Given instruction: Using the entries that follow, collect the lines where the word "للفترة" appears.

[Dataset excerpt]
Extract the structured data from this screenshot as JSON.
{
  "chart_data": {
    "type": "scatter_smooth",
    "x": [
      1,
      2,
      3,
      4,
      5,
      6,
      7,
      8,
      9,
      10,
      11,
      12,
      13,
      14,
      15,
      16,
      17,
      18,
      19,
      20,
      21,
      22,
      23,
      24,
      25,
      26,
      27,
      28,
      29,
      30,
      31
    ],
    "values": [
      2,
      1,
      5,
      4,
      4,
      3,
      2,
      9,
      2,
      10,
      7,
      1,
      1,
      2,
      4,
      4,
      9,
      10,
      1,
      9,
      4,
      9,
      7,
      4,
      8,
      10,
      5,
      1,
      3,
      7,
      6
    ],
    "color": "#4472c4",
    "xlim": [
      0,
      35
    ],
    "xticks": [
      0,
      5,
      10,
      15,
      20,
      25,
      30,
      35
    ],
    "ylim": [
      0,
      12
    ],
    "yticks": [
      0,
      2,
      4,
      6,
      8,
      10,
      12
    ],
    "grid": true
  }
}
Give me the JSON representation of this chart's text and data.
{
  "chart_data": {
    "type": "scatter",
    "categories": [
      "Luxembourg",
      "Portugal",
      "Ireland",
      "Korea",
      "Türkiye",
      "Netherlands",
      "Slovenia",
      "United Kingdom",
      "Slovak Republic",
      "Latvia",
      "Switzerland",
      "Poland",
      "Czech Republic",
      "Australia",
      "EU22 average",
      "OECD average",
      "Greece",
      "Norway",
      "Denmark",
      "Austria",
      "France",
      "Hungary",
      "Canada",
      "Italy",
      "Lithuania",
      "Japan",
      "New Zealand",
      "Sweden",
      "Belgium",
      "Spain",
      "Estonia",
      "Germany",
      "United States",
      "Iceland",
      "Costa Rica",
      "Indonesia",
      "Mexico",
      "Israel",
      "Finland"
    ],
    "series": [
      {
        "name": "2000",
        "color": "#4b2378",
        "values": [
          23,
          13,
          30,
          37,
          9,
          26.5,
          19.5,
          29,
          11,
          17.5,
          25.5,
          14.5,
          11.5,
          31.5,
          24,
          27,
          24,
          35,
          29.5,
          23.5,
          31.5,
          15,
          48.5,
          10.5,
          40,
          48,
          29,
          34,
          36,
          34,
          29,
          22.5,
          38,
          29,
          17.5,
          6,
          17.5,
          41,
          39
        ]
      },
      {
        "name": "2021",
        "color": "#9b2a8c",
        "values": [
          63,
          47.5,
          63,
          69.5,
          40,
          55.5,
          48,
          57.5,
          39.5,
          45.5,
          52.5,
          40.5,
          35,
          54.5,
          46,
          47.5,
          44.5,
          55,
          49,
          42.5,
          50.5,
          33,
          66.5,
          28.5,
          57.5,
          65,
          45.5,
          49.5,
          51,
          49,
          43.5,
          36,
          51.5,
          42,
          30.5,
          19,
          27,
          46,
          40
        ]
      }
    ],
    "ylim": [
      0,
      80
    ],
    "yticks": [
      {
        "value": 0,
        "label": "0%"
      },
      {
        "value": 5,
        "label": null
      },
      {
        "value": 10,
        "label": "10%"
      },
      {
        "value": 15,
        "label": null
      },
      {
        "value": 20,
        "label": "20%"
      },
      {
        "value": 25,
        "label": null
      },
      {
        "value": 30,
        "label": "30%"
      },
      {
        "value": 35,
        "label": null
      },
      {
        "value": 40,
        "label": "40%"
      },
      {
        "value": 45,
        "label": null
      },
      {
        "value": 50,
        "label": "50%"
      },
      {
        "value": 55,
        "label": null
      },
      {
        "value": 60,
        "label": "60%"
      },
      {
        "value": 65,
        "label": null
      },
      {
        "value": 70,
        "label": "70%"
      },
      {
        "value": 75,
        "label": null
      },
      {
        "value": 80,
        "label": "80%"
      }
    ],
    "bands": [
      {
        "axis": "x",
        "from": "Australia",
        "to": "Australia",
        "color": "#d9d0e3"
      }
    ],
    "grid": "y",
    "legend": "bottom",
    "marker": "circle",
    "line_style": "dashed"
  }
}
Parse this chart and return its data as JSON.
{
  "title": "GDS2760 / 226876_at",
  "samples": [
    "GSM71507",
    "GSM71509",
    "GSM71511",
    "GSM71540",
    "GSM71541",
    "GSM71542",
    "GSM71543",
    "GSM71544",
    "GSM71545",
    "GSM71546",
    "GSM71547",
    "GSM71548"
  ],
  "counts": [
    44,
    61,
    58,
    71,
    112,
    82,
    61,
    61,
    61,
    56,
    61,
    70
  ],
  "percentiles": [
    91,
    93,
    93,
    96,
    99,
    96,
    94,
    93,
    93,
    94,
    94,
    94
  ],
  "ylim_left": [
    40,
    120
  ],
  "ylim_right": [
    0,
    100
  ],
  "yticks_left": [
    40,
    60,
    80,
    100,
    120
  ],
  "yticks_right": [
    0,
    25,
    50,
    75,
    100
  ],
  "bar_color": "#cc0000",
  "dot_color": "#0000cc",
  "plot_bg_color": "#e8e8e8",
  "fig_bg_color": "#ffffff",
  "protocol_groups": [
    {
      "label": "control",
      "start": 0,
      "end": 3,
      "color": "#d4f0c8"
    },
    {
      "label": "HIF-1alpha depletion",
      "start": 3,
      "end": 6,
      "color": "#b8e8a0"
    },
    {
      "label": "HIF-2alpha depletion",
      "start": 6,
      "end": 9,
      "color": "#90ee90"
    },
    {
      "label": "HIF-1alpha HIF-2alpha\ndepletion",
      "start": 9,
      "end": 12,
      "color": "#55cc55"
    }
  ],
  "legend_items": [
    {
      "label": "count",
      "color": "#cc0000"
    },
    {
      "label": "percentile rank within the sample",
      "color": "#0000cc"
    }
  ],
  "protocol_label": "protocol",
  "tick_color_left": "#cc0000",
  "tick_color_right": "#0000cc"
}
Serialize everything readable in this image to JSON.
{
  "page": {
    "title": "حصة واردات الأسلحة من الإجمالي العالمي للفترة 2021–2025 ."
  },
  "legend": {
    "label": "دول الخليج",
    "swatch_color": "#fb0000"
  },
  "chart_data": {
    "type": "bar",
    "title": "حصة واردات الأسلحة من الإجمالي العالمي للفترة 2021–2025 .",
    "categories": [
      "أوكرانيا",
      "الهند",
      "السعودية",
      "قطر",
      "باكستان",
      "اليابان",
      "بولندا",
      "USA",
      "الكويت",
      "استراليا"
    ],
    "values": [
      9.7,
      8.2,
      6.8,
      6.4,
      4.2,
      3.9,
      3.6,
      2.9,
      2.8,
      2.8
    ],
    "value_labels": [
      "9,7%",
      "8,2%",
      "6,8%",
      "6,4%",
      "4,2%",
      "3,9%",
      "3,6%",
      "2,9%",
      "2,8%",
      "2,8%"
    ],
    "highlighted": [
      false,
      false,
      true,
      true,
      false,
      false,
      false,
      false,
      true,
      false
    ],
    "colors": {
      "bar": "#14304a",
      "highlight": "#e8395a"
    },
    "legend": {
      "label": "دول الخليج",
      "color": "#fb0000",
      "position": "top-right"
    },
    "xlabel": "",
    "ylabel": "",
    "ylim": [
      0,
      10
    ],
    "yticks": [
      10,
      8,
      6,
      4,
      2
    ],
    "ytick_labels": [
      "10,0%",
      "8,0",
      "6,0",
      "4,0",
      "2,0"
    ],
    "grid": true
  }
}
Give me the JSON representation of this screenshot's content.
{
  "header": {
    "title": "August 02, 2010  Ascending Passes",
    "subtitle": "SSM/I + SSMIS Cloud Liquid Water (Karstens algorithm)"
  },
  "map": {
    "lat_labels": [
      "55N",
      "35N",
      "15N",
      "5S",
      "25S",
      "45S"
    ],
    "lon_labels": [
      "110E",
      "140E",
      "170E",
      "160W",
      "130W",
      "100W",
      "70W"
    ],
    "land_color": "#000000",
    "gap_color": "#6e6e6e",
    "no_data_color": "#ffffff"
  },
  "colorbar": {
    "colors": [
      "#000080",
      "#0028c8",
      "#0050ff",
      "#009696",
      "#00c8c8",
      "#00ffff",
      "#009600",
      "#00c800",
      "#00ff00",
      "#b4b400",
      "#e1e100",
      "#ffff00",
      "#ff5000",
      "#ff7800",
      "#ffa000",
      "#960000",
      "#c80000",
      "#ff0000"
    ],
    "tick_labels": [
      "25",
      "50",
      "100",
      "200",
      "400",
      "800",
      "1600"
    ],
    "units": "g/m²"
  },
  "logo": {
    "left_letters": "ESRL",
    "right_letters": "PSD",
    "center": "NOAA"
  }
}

Answer below:
    "title": "حصة واردات الأسلحة من الإجمالي العالمي للفترة 2021–2025 ."
    "title": "حصة واردات الأسلحة من الإجمالي العالمي للفترة 2021–2025 .",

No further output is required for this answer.